**EXERCISE TASK**
Swap "Fertilizers" for "Herbicides" in each of the lines below, and reproduce them with nothing else changed.

-- DATASET start --

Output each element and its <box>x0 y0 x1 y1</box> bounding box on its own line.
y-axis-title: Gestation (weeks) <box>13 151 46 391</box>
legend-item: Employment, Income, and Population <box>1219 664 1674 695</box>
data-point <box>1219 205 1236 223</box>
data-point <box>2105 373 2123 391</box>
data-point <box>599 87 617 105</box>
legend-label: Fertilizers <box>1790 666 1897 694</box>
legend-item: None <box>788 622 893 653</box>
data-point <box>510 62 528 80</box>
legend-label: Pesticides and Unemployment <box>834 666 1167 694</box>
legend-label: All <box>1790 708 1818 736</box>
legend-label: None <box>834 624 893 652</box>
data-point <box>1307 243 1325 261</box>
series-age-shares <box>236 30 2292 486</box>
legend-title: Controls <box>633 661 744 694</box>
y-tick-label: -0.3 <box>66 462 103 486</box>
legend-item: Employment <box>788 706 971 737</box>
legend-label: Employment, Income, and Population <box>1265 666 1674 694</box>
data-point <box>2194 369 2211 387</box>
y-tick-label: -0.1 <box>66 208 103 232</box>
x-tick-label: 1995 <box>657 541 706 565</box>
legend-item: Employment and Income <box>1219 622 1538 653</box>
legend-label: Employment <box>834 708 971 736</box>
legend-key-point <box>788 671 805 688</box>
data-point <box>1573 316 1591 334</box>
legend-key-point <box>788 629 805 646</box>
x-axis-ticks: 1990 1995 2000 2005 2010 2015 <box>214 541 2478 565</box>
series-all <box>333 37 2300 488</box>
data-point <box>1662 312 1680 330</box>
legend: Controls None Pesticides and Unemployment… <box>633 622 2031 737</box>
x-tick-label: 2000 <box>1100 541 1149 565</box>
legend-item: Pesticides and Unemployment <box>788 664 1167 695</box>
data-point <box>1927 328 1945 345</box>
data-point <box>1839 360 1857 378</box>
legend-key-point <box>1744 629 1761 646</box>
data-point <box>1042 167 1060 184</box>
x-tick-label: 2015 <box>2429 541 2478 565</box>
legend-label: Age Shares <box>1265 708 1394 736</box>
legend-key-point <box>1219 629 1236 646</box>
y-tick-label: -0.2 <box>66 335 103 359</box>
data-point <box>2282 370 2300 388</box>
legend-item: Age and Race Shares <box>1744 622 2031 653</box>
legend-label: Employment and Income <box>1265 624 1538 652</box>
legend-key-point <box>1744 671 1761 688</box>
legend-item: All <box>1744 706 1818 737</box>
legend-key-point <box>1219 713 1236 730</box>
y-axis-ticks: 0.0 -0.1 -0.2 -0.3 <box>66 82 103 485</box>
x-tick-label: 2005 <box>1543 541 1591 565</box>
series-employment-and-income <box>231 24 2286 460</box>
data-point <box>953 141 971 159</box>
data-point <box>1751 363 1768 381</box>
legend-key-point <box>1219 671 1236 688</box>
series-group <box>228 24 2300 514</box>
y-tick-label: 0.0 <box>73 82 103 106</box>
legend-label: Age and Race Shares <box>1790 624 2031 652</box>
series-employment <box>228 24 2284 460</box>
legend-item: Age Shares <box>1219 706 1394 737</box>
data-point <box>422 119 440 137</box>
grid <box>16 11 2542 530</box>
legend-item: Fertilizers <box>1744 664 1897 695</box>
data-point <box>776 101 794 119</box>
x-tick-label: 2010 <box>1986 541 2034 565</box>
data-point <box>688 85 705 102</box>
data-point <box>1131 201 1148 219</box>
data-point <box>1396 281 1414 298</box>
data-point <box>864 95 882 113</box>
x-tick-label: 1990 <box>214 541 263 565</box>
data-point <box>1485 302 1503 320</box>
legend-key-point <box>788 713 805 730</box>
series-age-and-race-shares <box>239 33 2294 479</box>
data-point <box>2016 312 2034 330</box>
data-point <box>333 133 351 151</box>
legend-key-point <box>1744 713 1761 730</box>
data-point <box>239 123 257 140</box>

-- DATASET end --

**THE RESPONSE**
Output each element and its <box>x0 y0 x1 y1</box> bounding box on its own line.
y-axis-title: Gestation (weeks) <box>13 151 46 391</box>
legend-item: Employment, Income, and Population <box>1219 664 1674 695</box>
data-point <box>1219 205 1236 223</box>
data-point <box>2105 373 2123 391</box>
data-point <box>599 87 617 105</box>
legend-label: Herbicides <box>1790 666 1897 694</box>
legend-item: None <box>788 622 893 653</box>
data-point <box>510 62 528 80</box>
legend-label: Pesticides and Unemployment <box>834 666 1167 694</box>
legend-label: All <box>1790 708 1818 736</box>
legend-label: None <box>834 624 893 652</box>
data-point <box>1307 243 1325 261</box>
series-age-shares <box>236 30 2292 486</box>
legend-title: Controls <box>633 661 744 694</box>
y-tick-label: -0.3 <box>66 462 103 486</box>
legend-item: Employment <box>788 706 971 737</box>
legend-label: Employment, Income, and Population <box>1265 666 1674 694</box>
data-point <box>2194 369 2211 387</box>
y-tick-label: -0.1 <box>66 208 103 232</box>
x-tick-label: 1995 <box>657 541 706 565</box>
legend-item: Employment and Income <box>1219 622 1538 653</box>
legend-label: Employment <box>834 708 971 736</box>
legend-key-point <box>788 671 805 688</box>
data-point <box>1573 316 1591 334</box>
legend-key-point <box>788 629 805 646</box>
x-axis-ticks: 1990 1995 2000 2005 2010 2015 <box>214 541 2478 565</box>
series-all <box>333 37 2300 488</box>
data-point <box>1662 312 1680 330</box>
legend: Controls None Pesticides and Unemployment… <box>633 622 2031 737</box>
x-tick-label: 2000 <box>1100 541 1149 565</box>
legend-item: Pesticides and Unemployment <box>788 664 1167 695</box>
data-point <box>1927 328 1945 345</box>
data-point <box>1839 360 1857 378</box>
legend-key-point <box>1744 629 1761 646</box>
data-point <box>1042 167 1060 184</box>
x-tick-label: 2015 <box>2429 541 2478 565</box>
legend-label: Age Shares <box>1265 708 1394 736</box>
legend-key-point <box>1219 629 1236 646</box>
y-tick-label: -0.2 <box>66 335 103 359</box>
data-point <box>2282 370 2300 388</box>
legend-item: Age and Race Shares <box>1744 622 2031 653</box>
legend-label: Employment and Income <box>1265 624 1538 652</box>
legend-key-point <box>1744 671 1761 688</box>
legend-item: All <box>1744 706 1818 737</box>
legend-key-point <box>1219 713 1236 730</box>
y-axis-ticks: 0.0 -0.1 -0.2 -0.3 <box>66 82 103 485</box>
x-tick-label: 2005 <box>1543 541 1591 565</box>
series-employment-and-income <box>231 24 2286 460</box>
data-point <box>953 141 971 159</box>
data-point <box>1751 363 1768 381</box>
legend-key-point <box>1219 671 1236 688</box>
series-group <box>228 24 2300 514</box>
y-tick-label: 0.0 <box>73 82 103 106</box>
legend-label: Age and Race Shares <box>1790 624 2031 652</box>
series-employment <box>228 24 2284 460</box>
legend-item: Age Shares <box>1219 706 1394 737</box>
data-point <box>422 119 440 137</box>
grid <box>16 11 2542 530</box>
legend-item: Herbicides <box>1744 664 1897 695</box>
data-point <box>776 101 794 119</box>
x-tick-label: 2010 <box>1986 541 2034 565</box>
data-point <box>688 85 705 102</box>
data-point <box>1131 201 1148 219</box>
data-point <box>1396 281 1414 298</box>
data-point <box>864 95 882 113</box>
x-tick-label: 1990 <box>214 541 263 565</box>
data-point <box>1485 302 1503 320</box>
legend-key-point <box>788 713 805 730</box>
series-age-and-race-shares <box>239 33 2294 479</box>
data-point <box>2016 312 2034 330</box>
data-point <box>333 133 351 151</box>
legend-key-point <box>1744 713 1761 730</box>
data-point <box>239 123 257 140</box>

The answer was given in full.